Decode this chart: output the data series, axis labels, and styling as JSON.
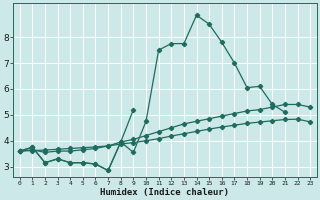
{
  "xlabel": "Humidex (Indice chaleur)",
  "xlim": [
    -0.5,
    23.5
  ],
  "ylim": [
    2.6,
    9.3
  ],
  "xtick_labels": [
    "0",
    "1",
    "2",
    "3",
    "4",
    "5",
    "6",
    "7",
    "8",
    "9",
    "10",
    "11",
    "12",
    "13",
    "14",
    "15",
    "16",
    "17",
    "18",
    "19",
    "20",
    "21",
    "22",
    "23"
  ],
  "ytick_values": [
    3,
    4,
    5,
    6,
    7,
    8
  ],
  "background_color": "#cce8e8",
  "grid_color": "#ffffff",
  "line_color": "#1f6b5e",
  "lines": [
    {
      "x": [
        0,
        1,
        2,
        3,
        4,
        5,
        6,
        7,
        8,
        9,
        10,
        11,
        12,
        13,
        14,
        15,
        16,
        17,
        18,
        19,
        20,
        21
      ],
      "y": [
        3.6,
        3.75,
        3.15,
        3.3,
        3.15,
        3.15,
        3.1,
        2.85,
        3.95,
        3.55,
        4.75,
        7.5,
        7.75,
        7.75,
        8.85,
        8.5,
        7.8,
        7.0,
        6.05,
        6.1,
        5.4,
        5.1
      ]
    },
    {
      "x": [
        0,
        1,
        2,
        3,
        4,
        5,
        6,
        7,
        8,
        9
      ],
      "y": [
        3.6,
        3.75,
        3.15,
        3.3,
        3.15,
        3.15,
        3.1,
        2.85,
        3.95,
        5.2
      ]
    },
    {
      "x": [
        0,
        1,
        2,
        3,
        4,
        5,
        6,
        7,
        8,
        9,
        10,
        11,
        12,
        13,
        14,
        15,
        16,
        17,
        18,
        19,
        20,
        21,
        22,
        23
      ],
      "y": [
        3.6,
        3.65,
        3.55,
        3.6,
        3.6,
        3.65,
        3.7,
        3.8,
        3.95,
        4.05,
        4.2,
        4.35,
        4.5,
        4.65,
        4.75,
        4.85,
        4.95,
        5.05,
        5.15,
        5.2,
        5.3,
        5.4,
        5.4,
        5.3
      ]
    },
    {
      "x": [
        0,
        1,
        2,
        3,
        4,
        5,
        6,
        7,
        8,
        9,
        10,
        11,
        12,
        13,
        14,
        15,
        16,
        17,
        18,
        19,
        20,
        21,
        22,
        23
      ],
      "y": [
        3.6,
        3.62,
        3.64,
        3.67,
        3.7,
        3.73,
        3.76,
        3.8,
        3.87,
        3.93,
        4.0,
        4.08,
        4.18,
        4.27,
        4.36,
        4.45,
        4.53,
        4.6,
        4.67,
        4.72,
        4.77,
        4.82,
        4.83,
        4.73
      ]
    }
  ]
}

--

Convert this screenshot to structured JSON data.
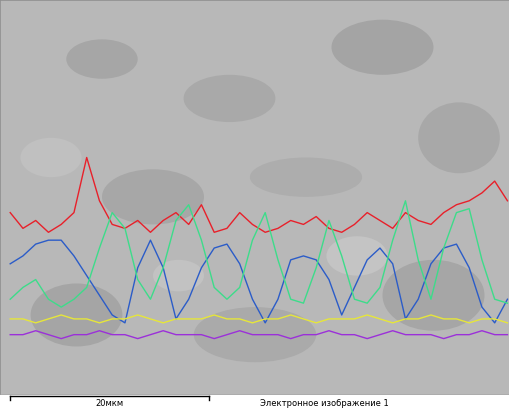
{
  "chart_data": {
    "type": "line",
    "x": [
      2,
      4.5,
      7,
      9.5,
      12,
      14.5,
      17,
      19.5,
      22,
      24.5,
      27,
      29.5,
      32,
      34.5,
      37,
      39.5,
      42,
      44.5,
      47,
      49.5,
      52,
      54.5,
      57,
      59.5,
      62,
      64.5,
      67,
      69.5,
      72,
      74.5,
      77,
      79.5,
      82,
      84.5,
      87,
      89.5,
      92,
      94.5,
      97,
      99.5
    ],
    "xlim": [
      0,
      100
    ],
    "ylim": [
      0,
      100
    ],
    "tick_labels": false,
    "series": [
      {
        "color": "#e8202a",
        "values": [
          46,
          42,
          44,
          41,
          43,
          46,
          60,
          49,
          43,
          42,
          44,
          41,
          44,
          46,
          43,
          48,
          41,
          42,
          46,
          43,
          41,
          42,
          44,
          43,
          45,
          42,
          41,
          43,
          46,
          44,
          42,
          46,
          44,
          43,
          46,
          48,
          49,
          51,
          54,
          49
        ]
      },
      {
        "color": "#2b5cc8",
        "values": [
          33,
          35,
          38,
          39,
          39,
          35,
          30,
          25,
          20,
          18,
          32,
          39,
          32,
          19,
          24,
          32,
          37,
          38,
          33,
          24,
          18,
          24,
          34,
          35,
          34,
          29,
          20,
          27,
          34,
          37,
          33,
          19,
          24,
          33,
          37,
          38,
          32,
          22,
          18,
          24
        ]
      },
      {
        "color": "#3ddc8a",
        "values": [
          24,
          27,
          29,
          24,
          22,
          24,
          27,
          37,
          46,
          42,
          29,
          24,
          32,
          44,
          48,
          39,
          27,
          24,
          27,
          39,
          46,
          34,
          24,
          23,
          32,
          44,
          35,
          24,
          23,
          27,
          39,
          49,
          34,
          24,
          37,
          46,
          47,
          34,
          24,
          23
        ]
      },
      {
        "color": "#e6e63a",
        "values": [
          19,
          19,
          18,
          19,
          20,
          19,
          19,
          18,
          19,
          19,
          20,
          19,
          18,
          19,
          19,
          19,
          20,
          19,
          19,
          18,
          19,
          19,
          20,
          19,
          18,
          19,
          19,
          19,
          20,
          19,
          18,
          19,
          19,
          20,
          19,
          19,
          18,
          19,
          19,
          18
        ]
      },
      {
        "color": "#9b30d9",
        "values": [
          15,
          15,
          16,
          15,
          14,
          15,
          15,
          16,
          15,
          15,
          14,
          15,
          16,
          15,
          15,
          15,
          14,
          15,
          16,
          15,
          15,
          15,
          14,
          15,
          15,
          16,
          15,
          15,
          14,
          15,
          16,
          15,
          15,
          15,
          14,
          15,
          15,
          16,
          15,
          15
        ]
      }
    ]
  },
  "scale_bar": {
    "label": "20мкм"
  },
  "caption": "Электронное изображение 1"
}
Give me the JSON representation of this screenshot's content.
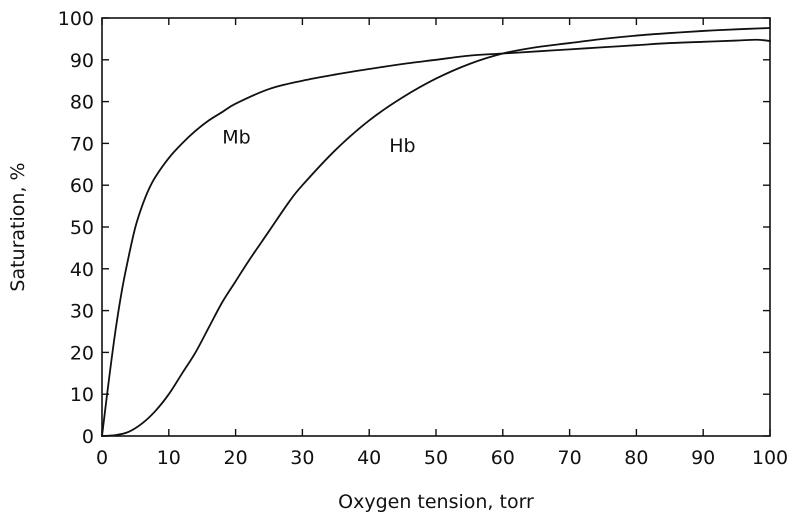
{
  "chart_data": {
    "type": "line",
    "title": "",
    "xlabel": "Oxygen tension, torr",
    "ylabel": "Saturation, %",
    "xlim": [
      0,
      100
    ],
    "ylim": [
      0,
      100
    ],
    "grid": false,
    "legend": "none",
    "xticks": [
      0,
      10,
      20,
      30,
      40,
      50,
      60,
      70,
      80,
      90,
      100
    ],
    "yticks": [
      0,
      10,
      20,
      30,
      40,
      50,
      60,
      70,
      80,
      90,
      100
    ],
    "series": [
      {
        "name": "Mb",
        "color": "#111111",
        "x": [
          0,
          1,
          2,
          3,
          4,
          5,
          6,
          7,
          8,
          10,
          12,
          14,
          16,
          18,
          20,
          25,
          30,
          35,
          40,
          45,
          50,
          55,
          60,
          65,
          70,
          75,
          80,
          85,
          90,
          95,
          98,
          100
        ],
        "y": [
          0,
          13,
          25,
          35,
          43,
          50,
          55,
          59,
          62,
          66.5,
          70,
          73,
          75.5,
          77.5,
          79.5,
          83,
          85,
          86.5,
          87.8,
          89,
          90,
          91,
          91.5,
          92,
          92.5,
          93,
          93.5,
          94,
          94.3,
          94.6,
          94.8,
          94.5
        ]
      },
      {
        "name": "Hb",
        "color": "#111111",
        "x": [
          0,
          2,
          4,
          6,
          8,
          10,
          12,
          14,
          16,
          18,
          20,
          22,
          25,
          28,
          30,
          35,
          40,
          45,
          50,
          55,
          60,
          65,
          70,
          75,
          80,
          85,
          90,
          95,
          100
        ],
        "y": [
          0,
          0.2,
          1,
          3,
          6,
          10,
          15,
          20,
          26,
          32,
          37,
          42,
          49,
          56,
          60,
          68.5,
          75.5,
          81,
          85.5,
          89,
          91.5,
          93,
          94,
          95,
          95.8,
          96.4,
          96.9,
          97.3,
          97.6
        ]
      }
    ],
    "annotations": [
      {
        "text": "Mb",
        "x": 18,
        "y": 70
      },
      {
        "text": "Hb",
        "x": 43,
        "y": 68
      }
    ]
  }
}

Work to be completed |
Copy out all lines that carry the word "this".

Task response |
Decode this chart: output the data series, axis labels, and styling as JSON.
Convert this screenshot to structured JSON data.
Give me the JSON representation of this screenshot's content.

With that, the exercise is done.